_Your instructions_
Extract each line holding the word "marker" from the entries.

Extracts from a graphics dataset
****************

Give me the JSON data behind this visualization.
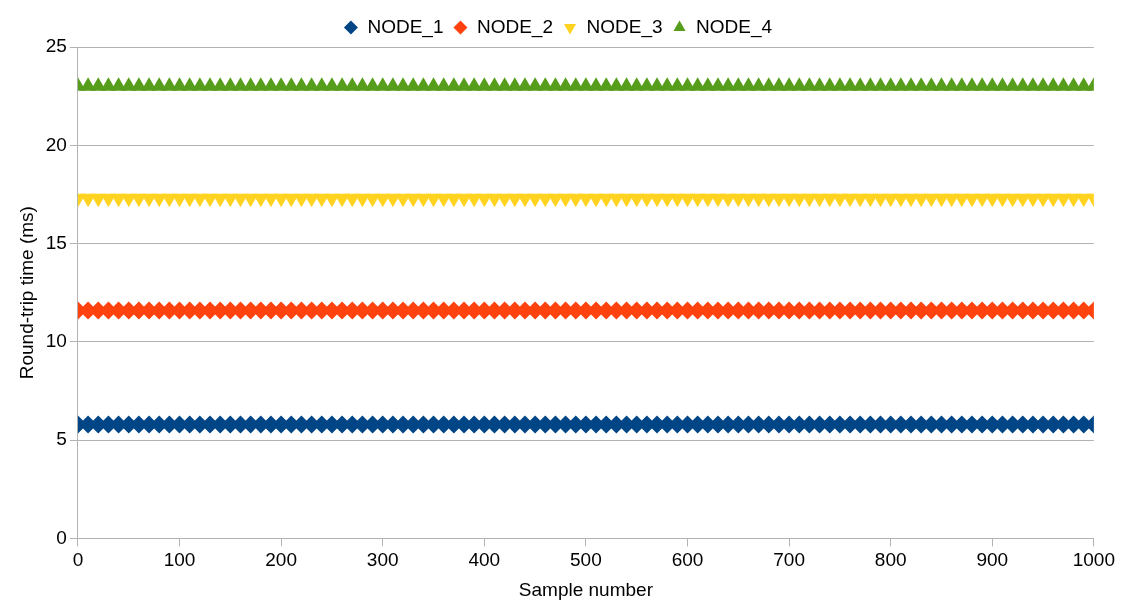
{
  "chart_data": {
    "type": "scatter",
    "xlabel": "Sample number",
    "ylabel": "Round-trip time (ms)",
    "x": [
      0,
      10,
      20,
      30,
      40,
      50,
      60,
      70,
      80,
      90,
      100,
      110,
      120,
      130,
      140,
      150,
      160,
      170,
      180,
      190,
      200,
      210,
      220,
      230,
      240,
      250,
      260,
      270,
      280,
      290,
      300,
      310,
      320,
      330,
      340,
      350,
      360,
      370,
      380,
      390,
      400,
      410,
      420,
      430,
      440,
      450,
      460,
      470,
      480,
      490,
      500,
      510,
      520,
      530,
      540,
      550,
      560,
      570,
      580,
      590,
      600,
      610,
      620,
      630,
      640,
      650,
      660,
      670,
      680,
      690,
      700,
      710,
      720,
      730,
      740,
      750,
      760,
      770,
      780,
      790,
      800,
      810,
      820,
      830,
      840,
      850,
      860,
      870,
      880,
      890,
      900,
      910,
      920,
      930,
      940,
      950,
      960,
      970,
      980,
      990,
      1000
    ],
    "series": [
      {
        "name": "NODE_1",
        "color": "#004586",
        "marker": "diamond",
        "values": [
          5.8,
          5.8,
          5.8,
          5.8,
          5.8,
          5.8,
          5.8,
          5.8,
          5.8,
          5.8,
          5.8,
          5.8,
          5.8,
          5.8,
          5.8,
          5.8,
          5.8,
          5.8,
          5.8,
          5.8,
          5.8,
          5.8,
          5.8,
          5.8,
          5.8,
          5.8,
          5.8,
          5.8,
          5.8,
          5.8,
          5.8,
          5.8,
          5.8,
          5.8,
          5.8,
          5.8,
          5.8,
          5.8,
          5.8,
          5.8,
          5.8,
          5.8,
          5.8,
          5.8,
          5.8,
          5.8,
          5.8,
          5.8,
          5.8,
          5.8,
          5.8,
          5.8,
          5.8,
          5.8,
          5.8,
          5.8,
          5.8,
          5.8,
          5.8,
          5.8,
          5.8,
          5.8,
          5.8,
          5.8,
          5.8,
          5.8,
          5.8,
          5.8,
          5.8,
          5.8,
          5.8,
          5.8,
          5.8,
          5.8,
          5.8,
          5.8,
          5.8,
          5.8,
          5.8,
          5.8,
          5.8,
          5.8,
          5.8,
          5.8,
          5.8,
          5.8,
          5.8,
          5.8,
          5.8,
          5.8,
          5.8,
          5.8,
          5.8,
          5.8,
          5.8,
          5.8,
          5.8,
          5.8,
          5.8,
          5.8,
          5.8
        ]
      },
      {
        "name": "NODE_2",
        "color": "#ff420e",
        "marker": "diamond",
        "values": [
          11.6,
          11.6,
          11.6,
          11.6,
          11.6,
          11.6,
          11.6,
          11.6,
          11.6,
          11.6,
          11.6,
          11.6,
          11.6,
          11.6,
          11.6,
          11.6,
          11.6,
          11.6,
          11.6,
          11.6,
          11.6,
          11.6,
          11.6,
          11.6,
          11.6,
          11.6,
          11.6,
          11.6,
          11.6,
          11.6,
          11.6,
          11.6,
          11.6,
          11.6,
          11.6,
          11.6,
          11.6,
          11.6,
          11.6,
          11.6,
          11.6,
          11.6,
          11.6,
          11.6,
          11.6,
          11.6,
          11.6,
          11.6,
          11.6,
          11.6,
          11.6,
          11.6,
          11.6,
          11.6,
          11.6,
          11.6,
          11.6,
          11.6,
          11.6,
          11.6,
          11.6,
          11.6,
          11.6,
          11.6,
          11.6,
          11.6,
          11.6,
          11.6,
          11.6,
          11.6,
          11.6,
          11.6,
          11.6,
          11.6,
          11.6,
          11.6,
          11.6,
          11.6,
          11.6,
          11.6,
          11.6,
          11.6,
          11.6,
          11.6,
          11.6,
          11.6,
          11.6,
          11.6,
          11.6,
          11.6,
          11.6,
          11.6,
          11.6,
          11.6,
          11.6,
          11.6,
          11.6,
          11.6,
          11.6,
          11.6,
          11.6
        ]
      },
      {
        "name": "NODE_3",
        "color": "#ffd320",
        "marker": "triangle-down",
        "values": [
          17.3,
          17.3,
          17.3,
          17.3,
          17.3,
          17.3,
          17.3,
          17.3,
          17.3,
          17.3,
          17.3,
          17.3,
          17.3,
          17.3,
          17.3,
          17.3,
          17.3,
          17.3,
          17.3,
          17.3,
          17.3,
          17.3,
          17.3,
          17.3,
          17.3,
          17.3,
          17.3,
          17.3,
          17.3,
          17.3,
          17.3,
          17.3,
          17.3,
          17.3,
          17.3,
          17.3,
          17.3,
          17.3,
          17.3,
          17.3,
          17.3,
          17.3,
          17.3,
          17.3,
          17.3,
          17.3,
          17.3,
          17.3,
          17.3,
          17.3,
          17.3,
          17.3,
          17.3,
          17.3,
          17.3,
          17.3,
          17.3,
          17.3,
          17.3,
          17.3,
          17.3,
          17.3,
          17.3,
          17.3,
          17.3,
          17.3,
          17.3,
          17.3,
          17.3,
          17.3,
          17.3,
          17.3,
          17.3,
          17.3,
          17.3,
          17.3,
          17.3,
          17.3,
          17.3,
          17.3,
          17.3,
          17.3,
          17.3,
          17.3,
          17.3,
          17.3,
          17.3,
          17.3,
          17.3,
          17.3,
          17.3,
          17.3,
          17.3,
          17.3,
          17.3,
          17.3,
          17.3,
          17.3,
          17.3,
          17.3,
          17.3
        ]
      },
      {
        "name": "NODE_4",
        "color": "#579d1c",
        "marker": "triangle",
        "values": [
          23,
          23,
          23,
          23,
          23,
          23,
          23,
          23,
          23,
          23,
          23,
          23,
          23,
          23,
          23,
          23,
          23,
          23,
          23,
          23,
          23,
          23,
          23,
          23,
          23,
          23,
          23,
          23,
          23,
          23,
          23,
          23,
          23,
          23,
          23,
          23,
          23,
          23,
          23,
          23,
          23,
          23,
          23,
          23,
          23,
          23,
          23,
          23,
          23,
          23,
          23,
          23,
          23,
          23,
          23,
          23,
          23,
          23,
          23,
          23,
          23,
          23,
          23,
          23,
          23,
          23,
          23,
          23,
          23,
          23,
          23,
          23,
          23,
          23,
          23,
          23,
          23,
          23,
          23,
          23,
          23,
          23,
          23,
          23,
          23,
          23,
          23,
          23,
          23,
          23,
          23,
          23,
          23,
          23,
          23,
          23,
          23,
          23,
          23,
          23,
          23
        ]
      }
    ],
    "xlim": [
      0,
      1000
    ],
    "xticks": [
      0,
      100,
      200,
      300,
      400,
      500,
      600,
      700,
      800,
      900,
      1000
    ],
    "ylim": [
      0,
      25
    ],
    "yticks": [
      0,
      5,
      10,
      15,
      20,
      25
    ],
    "grid": "y",
    "legend": "top"
  }
}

****************

_Final result_
        "marker": "diamond",
        "marker": "diamond",
        "marker": "triangle-down",
        "marker": "triangle",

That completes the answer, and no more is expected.